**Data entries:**
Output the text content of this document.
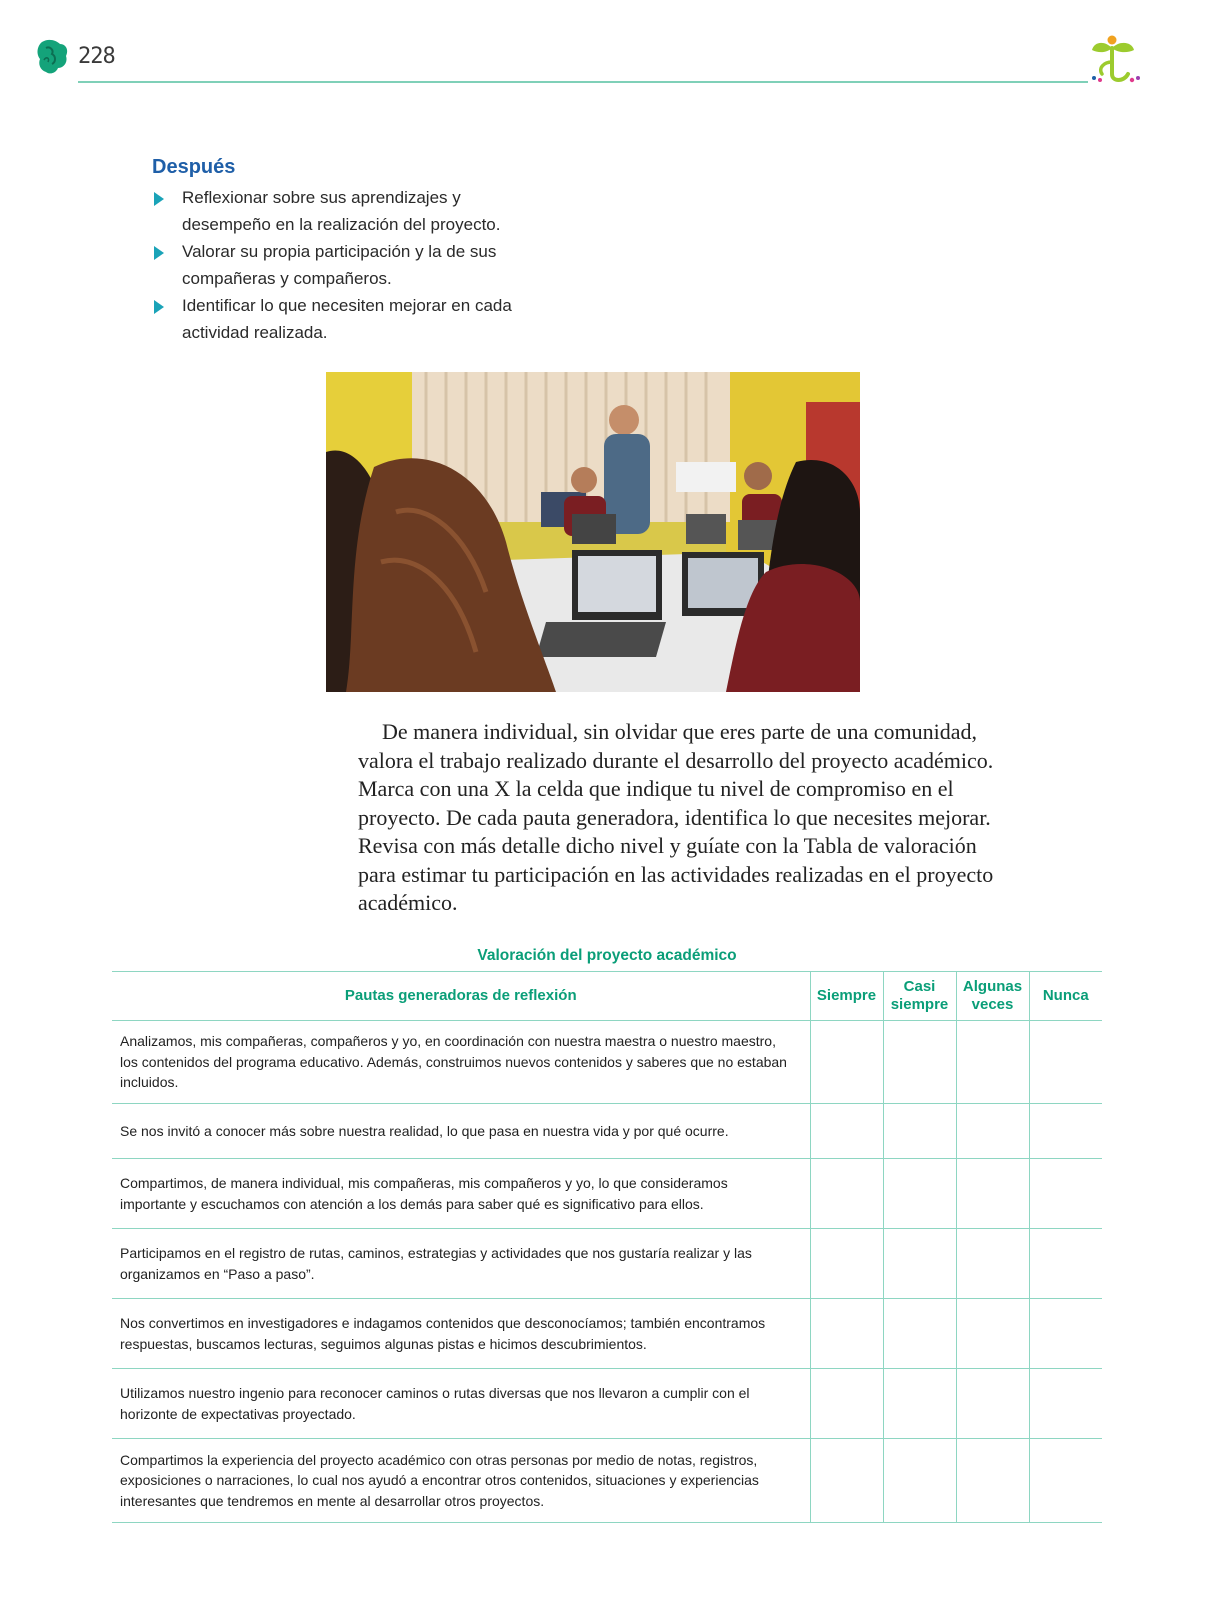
228
Después
Reflexionar sobre sus aprendizajes y desempeño en la realización del proyecto.
Valorar su propia participación y la de sus compañeras y compañeros.
Identificar lo que necesiten mejorar en cada actividad realizada.

De manera individual, sin olvidar que eres parte de una comunidad, valora el trabajo realizado durante el desarrollo del proyecto académico. Marca con una X la celda que indique tu nivel de compromiso en el proyecto. De cada pauta generadora, identifica lo que necesites mejorar. Revisa con más detalle dicho nivel y guíate con la Tabla de valoración para estimar tu participación en las actividades realizadas en el proyecto académico.

Valoración del proyecto académico
Pautas generadoras de reflexión	Siempre	Casi siempre	Algunas veces	Nunca
Analizamos, mis compañeras, compañeros y yo, en coordinación con nuestra maestra o nuestro maestro, los contenidos del programa educativo. Además, construimos nuevos contenidos y saberes que no estaban incluidos.				
Se nos invitó a conocer más sobre nuestra realidad, lo que pasa en nuestra vida y por qué ocurre.				
Compartimos, de manera individual, mis compañeras, mis compañeros y yo, lo que consideramos importante y escuchamos con atención a los demás para saber qué es significativo para ellos.				
Participamos en el registro de rutas, caminos, estrategias y actividades que nos gustaría realizar y las organizamos en “Paso a paso”.				
Nos convertimos en investigadores e indagamos contenidos que desconocíamos; también encontramos respuestas, buscamos lecturas, seguimos algunas pistas e hicimos descubrimientos.				
Utilizamos nuestro ingenio para reconocer caminos o rutas diversas que nos llevaron a cumplir con el horizonte de expectativas proyectado.				
Compartimos la experiencia del proyecto académico con otras personas por medio de notas, registros, exposiciones o narraciones, lo cual nos ayudó a encontrar otros contenidos, situaciones y experiencias interesantes que tendremos en mente al desarrollar otros proyectos.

**AIM OF THE TASK:**
Without including any picture, retype the entries exactly.

**EXERCISE SOLUTION:**
Output the text content of this document.
228
Después
Reflexionar sobre sus aprendizajes y desempeño en la realización del proyecto.
Valorar su propia participación y la de sus compañeras y compañeros.
Identificar lo que necesiten mejorar en cada actividad realizada.

De manera individual, sin olvidar que eres parte de una comunidad, valora el trabajo realizado durante el desarrollo del proyecto académico. Marca con una X la celda que indique tu nivel de compromiso en el proyecto. De cada pauta generadora, identifica lo que necesites mejorar. Revisa con más detalle dicho nivel y guíate con la Tabla de valoración para estimar tu participación en las actividades realizadas en el proyecto académico.

Valoración del proyecto académico
Pautas generadoras de reflexión	Siempre	Casi siempre	Algunas veces	Nunca
Analizamos, mis compañeras, compañeros y yo, en coordinación con nuestra maestra o nuestro maestro, los contenidos del programa educativo. Además, construimos nuevos contenidos y saberes que no estaban incluidos.				
Se nos invitó a conocer más sobre nuestra realidad, lo que pasa en nuestra vida y por qué ocurre.				
Compartimos, de manera individual, mis compañeras, mis compañeros y yo, lo que consideramos importante y escuchamos con atención a los demás para saber qué es significativo para ellos.				
Participamos en el registro de rutas, caminos, estrategias y actividades que nos gustaría realizar y las organizamos en “Paso a paso”.				
Nos convertimos en investigadores e indagamos contenidos que desconocíamos; también encontramos respuestas, buscamos lecturas, seguimos algunas pistas e hicimos descubrimientos.				
Utilizamos nuestro ingenio para reconocer caminos o rutas diversas que nos llevaron a cumplir con el horizonte de expectativas proyectado.				
Compartimos la experiencia del proyecto académico con otras personas por medio de notas, registros, exposiciones o narraciones, lo cual nos ayudó a encontrar otros contenidos, situaciones y experiencias interesantes que tendremos en mente al desarrollar otros proyectos.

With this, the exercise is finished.